**What to produce:**
How many lines of the records contain the string "annotation" (case-sensitive)? Reply with the number only.

____ Data supplied

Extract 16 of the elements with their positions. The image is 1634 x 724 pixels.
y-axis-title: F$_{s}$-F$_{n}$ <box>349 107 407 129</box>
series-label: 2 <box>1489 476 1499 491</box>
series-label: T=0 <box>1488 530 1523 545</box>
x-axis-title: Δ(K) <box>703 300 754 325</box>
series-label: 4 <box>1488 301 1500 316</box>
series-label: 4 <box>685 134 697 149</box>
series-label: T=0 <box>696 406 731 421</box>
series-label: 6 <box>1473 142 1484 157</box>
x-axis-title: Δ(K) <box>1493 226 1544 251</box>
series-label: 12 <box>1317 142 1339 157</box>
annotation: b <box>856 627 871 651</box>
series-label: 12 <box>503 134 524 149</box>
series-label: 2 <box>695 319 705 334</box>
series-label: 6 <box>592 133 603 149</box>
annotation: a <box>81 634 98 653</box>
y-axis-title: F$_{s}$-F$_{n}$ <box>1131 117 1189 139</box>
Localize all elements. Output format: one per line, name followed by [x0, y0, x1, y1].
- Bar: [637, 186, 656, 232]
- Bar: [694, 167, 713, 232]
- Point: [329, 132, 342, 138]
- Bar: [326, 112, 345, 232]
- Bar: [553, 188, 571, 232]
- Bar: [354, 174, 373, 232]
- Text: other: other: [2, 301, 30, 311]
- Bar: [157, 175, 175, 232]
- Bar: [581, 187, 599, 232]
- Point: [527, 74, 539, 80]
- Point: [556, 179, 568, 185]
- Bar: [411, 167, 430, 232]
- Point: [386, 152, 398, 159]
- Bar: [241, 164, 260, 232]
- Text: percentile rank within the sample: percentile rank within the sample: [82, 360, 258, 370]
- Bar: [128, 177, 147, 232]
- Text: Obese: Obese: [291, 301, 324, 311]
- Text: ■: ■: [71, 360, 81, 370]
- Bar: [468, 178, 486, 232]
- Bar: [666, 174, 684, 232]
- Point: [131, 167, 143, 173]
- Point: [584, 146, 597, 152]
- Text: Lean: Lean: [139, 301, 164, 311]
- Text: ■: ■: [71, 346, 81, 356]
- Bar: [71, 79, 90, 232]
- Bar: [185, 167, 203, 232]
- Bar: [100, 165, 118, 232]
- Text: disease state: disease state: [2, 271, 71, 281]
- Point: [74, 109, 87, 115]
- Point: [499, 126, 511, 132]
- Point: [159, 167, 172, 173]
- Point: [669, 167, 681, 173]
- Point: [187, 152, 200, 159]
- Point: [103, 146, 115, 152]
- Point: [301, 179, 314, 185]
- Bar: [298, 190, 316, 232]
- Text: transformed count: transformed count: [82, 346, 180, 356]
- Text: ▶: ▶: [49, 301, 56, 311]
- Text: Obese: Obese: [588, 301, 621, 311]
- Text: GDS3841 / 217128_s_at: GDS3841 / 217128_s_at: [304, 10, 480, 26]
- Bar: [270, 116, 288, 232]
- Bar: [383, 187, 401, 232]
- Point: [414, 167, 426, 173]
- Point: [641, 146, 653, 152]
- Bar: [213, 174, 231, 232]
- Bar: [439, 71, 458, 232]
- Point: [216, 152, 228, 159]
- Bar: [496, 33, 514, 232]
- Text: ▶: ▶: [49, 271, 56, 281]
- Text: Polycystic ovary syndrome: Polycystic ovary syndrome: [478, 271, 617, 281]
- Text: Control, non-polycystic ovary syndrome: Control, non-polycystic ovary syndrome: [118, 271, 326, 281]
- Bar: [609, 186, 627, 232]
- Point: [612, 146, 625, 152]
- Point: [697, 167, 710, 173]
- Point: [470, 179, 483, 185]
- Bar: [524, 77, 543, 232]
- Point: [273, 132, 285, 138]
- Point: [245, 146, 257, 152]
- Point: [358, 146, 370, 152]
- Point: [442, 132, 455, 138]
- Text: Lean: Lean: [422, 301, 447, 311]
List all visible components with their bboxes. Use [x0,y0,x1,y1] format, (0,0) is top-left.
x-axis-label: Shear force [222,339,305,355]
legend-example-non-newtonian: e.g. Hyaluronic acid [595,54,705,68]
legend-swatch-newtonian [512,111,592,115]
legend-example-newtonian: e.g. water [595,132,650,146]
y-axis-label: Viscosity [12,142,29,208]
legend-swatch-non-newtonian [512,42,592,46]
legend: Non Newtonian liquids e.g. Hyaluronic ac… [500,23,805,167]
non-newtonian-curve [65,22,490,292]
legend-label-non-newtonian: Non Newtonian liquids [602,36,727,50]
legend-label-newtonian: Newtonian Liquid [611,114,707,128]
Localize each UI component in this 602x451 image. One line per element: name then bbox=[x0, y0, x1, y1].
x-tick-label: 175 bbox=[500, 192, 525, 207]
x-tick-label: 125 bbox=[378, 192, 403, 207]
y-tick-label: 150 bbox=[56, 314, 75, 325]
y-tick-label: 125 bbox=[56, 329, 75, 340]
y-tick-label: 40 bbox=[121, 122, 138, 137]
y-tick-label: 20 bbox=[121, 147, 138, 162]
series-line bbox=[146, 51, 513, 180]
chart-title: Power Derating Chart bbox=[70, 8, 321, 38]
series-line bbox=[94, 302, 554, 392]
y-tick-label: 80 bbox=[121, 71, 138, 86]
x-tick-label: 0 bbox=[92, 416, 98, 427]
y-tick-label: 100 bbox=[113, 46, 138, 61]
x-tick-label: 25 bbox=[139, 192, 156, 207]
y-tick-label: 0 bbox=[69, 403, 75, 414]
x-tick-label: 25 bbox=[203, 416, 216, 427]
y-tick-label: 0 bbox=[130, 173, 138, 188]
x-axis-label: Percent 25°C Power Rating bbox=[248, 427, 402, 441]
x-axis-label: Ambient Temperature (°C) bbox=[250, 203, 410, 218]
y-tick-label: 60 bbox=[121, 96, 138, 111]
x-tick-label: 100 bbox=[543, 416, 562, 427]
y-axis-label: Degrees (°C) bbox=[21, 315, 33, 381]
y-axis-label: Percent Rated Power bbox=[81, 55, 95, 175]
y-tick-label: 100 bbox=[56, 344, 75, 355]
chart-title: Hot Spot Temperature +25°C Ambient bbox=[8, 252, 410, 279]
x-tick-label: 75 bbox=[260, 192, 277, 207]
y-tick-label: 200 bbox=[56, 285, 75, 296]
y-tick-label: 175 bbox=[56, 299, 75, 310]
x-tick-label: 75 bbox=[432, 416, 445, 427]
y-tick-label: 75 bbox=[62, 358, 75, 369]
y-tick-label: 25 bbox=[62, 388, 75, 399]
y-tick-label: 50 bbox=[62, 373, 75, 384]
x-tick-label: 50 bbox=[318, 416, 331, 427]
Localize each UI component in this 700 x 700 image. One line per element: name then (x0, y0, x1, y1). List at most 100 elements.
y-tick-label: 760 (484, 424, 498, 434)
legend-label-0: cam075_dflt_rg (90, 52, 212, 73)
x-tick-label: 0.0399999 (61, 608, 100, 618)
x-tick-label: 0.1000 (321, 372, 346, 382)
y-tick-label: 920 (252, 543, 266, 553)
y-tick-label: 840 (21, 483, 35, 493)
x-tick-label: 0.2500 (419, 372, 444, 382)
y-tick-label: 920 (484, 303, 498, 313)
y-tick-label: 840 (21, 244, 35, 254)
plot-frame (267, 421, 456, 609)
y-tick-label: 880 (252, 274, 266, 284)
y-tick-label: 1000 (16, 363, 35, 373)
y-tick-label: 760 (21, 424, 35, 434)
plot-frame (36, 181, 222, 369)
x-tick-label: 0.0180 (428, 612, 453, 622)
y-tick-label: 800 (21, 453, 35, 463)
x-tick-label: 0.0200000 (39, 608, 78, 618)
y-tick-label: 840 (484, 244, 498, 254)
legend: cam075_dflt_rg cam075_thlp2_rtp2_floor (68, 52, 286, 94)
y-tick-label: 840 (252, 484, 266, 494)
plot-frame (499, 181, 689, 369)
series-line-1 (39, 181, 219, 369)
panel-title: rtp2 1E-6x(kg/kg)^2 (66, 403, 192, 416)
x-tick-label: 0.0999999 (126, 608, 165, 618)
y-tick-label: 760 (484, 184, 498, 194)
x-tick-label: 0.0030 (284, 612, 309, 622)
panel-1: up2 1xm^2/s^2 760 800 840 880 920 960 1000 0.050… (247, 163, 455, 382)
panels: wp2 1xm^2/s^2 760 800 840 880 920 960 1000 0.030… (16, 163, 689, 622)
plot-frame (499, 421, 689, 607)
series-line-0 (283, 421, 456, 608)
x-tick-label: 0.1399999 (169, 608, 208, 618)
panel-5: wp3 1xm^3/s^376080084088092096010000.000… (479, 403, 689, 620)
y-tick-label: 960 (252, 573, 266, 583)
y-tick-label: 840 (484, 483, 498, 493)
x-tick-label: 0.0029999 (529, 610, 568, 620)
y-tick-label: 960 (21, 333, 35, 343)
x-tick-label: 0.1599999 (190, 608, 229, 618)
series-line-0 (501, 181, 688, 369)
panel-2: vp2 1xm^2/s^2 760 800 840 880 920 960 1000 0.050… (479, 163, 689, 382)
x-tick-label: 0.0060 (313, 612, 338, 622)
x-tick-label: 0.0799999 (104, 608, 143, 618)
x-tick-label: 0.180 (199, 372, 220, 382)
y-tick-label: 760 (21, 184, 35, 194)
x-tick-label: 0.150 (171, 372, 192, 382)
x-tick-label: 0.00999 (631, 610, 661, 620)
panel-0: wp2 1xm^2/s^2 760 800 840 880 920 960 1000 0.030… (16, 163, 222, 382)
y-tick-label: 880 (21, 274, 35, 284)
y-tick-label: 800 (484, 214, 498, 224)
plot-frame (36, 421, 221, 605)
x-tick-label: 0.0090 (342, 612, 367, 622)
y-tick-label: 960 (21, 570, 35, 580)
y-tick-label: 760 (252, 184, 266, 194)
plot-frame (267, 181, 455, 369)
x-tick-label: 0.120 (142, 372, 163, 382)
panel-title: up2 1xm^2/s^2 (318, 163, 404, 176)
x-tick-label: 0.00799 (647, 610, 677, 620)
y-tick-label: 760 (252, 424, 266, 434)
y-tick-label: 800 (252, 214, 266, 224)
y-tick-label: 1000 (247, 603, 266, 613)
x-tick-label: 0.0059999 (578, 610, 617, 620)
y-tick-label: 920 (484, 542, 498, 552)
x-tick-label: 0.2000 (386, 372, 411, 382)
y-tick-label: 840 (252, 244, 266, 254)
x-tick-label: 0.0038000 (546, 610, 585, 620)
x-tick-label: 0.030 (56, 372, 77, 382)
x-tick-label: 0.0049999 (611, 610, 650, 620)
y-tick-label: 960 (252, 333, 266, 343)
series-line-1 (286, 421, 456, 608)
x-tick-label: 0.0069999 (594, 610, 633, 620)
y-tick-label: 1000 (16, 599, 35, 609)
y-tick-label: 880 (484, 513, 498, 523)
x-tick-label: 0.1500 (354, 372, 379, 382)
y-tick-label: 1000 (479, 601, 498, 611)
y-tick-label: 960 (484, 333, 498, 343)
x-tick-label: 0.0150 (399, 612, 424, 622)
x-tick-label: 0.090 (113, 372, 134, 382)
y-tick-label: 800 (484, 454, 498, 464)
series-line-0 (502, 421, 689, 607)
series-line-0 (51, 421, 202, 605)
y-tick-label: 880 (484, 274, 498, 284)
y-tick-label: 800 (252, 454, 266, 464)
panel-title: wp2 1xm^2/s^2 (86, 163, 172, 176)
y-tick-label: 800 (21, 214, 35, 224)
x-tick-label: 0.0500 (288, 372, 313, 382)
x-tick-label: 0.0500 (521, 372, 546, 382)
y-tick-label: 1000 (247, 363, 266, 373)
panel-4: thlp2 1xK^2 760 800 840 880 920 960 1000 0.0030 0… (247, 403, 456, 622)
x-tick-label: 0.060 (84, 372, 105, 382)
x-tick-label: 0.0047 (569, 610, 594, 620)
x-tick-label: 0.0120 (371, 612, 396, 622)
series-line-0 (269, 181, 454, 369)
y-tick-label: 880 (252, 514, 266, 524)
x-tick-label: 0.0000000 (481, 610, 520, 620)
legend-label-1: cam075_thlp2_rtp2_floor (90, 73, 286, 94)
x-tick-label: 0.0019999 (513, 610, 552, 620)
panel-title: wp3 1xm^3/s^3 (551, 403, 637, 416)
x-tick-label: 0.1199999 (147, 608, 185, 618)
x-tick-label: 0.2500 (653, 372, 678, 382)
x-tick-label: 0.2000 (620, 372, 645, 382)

________

**Correct response:**
2